Extracted data entries
========================
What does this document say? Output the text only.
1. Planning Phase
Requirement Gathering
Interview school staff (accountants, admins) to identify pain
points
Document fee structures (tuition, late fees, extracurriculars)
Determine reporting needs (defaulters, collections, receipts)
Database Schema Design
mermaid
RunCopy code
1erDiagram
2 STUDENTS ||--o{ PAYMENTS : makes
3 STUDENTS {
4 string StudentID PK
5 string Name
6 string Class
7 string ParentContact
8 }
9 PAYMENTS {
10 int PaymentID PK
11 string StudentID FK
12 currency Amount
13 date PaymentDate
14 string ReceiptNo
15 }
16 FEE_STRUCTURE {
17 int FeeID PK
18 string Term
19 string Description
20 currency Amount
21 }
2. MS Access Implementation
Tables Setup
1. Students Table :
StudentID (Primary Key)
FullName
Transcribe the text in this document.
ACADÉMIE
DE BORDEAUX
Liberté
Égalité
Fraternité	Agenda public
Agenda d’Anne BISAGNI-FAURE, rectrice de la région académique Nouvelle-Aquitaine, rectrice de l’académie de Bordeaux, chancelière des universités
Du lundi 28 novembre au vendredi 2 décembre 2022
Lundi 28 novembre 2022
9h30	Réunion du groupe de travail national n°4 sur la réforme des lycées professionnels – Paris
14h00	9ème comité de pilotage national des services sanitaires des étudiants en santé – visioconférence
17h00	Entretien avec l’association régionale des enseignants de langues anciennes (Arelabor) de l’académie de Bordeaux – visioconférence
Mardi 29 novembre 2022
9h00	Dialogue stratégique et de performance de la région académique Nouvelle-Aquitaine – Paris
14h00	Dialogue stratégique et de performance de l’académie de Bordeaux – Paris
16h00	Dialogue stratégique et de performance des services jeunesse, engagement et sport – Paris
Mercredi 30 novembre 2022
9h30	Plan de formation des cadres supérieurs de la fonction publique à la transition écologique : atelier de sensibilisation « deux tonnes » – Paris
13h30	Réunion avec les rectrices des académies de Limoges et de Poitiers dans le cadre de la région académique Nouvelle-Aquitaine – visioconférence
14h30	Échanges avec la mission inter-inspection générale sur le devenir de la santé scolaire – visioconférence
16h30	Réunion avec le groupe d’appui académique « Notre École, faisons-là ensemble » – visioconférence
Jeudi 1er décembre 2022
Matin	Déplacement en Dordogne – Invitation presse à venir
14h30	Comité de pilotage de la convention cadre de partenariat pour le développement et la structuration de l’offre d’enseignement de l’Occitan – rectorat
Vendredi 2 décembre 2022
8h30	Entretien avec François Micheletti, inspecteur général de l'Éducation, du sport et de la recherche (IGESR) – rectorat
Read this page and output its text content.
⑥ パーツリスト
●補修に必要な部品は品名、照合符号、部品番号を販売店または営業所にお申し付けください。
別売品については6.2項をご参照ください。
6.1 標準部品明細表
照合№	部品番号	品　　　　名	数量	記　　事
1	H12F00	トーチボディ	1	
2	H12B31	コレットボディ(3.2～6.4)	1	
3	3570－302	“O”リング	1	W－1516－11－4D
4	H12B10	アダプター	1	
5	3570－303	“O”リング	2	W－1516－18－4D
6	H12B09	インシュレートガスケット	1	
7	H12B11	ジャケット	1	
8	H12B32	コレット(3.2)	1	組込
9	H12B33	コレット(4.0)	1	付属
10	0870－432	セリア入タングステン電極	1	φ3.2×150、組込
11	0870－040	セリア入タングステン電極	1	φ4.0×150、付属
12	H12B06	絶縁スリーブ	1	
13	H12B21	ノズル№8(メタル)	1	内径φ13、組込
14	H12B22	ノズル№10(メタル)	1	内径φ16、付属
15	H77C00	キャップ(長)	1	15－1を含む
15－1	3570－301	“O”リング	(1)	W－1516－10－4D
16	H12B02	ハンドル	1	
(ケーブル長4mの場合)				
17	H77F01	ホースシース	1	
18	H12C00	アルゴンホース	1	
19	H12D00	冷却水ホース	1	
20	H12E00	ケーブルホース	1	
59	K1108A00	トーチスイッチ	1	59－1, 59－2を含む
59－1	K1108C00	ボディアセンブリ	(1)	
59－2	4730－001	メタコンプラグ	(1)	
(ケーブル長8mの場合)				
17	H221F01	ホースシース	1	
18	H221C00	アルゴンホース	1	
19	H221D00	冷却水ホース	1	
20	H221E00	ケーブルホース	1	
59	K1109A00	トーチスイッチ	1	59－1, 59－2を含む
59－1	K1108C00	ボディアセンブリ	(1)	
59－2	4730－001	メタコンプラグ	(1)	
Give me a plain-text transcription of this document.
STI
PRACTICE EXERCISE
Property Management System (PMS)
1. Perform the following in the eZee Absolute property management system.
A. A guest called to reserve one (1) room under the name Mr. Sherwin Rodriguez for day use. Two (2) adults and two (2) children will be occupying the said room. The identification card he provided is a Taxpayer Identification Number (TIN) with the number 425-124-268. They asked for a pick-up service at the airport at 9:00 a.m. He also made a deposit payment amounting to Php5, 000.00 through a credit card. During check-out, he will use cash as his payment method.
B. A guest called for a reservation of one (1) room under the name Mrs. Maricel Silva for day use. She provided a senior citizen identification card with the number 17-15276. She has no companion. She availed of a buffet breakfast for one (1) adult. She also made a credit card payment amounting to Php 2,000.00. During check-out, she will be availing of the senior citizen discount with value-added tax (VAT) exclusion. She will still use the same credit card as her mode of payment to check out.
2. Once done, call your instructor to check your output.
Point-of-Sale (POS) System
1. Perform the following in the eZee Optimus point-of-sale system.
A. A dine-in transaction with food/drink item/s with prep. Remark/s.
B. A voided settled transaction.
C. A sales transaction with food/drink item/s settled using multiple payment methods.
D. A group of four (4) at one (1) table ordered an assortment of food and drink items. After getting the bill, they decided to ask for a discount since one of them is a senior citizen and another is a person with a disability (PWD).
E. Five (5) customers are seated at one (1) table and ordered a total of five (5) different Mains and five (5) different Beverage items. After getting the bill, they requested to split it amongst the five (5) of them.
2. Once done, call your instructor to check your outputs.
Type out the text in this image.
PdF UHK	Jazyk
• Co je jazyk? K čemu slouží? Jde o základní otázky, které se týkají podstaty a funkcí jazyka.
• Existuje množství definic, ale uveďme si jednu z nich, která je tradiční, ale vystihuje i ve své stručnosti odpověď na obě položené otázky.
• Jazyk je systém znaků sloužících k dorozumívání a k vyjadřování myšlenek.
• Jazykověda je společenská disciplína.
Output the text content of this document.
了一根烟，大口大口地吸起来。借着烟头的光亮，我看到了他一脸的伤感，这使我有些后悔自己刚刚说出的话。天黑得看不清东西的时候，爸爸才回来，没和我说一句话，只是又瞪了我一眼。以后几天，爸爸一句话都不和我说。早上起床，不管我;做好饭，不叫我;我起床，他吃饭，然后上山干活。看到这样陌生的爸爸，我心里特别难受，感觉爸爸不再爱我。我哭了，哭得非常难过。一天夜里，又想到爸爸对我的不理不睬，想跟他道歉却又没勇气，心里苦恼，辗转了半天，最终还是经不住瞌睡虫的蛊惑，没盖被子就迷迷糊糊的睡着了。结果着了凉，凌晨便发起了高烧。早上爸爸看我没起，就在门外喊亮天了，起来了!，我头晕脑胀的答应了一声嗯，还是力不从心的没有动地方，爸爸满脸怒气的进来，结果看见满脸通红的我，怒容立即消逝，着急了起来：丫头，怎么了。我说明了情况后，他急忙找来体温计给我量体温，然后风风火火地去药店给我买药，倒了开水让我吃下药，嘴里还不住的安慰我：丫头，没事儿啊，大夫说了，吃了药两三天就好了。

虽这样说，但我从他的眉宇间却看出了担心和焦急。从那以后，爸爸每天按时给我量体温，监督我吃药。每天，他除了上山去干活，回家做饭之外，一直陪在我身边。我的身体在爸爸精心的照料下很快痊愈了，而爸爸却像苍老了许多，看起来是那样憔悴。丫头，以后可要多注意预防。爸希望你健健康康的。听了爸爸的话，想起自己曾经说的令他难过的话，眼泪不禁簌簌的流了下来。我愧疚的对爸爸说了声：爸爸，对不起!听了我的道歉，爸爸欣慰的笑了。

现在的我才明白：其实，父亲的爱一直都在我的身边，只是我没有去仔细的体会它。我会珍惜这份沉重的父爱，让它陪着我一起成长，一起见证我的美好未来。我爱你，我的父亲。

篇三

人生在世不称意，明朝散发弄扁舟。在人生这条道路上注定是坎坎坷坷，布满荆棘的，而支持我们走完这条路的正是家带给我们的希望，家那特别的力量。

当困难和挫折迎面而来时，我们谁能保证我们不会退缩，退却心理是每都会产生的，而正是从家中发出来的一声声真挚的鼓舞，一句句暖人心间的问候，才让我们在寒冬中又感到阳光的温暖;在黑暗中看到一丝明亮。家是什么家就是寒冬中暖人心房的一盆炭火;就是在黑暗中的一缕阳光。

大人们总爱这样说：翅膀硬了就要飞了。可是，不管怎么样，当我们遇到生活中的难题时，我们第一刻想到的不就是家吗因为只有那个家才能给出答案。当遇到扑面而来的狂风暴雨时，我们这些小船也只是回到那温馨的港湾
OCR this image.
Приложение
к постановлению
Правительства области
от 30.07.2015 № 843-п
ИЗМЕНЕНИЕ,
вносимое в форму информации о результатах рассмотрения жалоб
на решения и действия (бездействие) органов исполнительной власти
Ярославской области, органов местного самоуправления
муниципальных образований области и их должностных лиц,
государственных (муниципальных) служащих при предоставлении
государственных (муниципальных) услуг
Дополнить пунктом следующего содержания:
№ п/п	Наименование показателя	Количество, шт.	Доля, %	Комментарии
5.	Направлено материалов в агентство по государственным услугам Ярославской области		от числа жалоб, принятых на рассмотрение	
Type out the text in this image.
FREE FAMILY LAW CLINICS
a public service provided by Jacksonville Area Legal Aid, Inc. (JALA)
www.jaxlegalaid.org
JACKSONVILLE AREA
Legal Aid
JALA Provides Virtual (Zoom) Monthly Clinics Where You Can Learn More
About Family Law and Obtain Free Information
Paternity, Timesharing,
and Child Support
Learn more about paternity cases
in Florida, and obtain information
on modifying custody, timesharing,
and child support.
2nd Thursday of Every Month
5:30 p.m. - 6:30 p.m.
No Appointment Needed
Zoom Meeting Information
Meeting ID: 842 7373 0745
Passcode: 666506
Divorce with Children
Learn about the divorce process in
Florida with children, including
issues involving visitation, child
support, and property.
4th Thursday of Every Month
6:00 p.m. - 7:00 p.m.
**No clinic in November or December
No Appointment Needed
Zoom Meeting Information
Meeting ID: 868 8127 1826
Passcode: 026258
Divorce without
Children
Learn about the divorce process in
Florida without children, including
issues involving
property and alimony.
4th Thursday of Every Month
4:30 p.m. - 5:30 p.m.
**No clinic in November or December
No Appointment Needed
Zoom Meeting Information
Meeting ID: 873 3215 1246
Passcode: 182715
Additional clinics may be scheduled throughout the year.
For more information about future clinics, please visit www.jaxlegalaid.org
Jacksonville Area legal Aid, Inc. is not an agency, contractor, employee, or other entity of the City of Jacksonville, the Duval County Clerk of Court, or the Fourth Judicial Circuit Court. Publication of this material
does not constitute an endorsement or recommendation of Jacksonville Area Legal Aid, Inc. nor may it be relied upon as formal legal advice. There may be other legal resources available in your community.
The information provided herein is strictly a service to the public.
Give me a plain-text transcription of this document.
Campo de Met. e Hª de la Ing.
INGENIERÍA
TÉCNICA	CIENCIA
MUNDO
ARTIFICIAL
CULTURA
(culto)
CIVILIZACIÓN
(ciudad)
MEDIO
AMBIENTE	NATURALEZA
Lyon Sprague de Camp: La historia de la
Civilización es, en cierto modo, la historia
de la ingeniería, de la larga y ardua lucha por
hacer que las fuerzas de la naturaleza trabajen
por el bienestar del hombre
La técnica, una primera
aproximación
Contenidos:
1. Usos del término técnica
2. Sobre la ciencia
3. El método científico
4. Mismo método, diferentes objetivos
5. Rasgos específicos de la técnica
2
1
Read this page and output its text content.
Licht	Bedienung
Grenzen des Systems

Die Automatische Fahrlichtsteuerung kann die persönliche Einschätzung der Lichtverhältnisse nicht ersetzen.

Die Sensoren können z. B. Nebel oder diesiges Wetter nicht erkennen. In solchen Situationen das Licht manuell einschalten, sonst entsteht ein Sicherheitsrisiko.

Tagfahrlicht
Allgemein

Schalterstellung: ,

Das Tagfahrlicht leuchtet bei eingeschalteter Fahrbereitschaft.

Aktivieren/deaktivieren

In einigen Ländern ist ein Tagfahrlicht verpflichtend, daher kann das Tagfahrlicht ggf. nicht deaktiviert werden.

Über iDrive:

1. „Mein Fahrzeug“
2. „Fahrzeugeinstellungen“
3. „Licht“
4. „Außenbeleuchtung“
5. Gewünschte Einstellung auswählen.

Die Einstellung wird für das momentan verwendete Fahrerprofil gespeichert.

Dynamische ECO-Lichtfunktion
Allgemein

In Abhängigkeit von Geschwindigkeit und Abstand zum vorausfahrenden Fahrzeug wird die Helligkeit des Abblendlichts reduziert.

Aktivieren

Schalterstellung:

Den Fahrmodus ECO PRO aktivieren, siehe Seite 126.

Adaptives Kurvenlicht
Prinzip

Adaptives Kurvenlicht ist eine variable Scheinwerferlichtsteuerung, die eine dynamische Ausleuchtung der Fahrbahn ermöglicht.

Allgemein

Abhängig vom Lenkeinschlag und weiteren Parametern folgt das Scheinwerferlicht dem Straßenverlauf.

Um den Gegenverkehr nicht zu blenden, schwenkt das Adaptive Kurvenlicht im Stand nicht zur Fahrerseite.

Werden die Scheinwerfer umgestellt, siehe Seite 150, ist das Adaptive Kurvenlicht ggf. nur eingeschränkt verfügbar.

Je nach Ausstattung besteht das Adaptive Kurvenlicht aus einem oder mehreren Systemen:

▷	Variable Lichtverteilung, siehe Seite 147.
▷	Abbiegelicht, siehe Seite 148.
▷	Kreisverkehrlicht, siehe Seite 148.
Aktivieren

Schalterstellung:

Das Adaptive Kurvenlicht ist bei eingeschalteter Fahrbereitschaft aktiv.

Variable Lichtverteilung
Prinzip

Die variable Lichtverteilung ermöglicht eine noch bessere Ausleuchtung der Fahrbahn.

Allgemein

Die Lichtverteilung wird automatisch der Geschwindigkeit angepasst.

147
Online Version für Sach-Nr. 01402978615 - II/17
========================
_Instruction:_
List each line in the listing that contains the string "アルゴンホース".

_Solution for this problem:_
18	H12C00	アルゴンホース	1	
18	H221C00	アルゴンホース	1	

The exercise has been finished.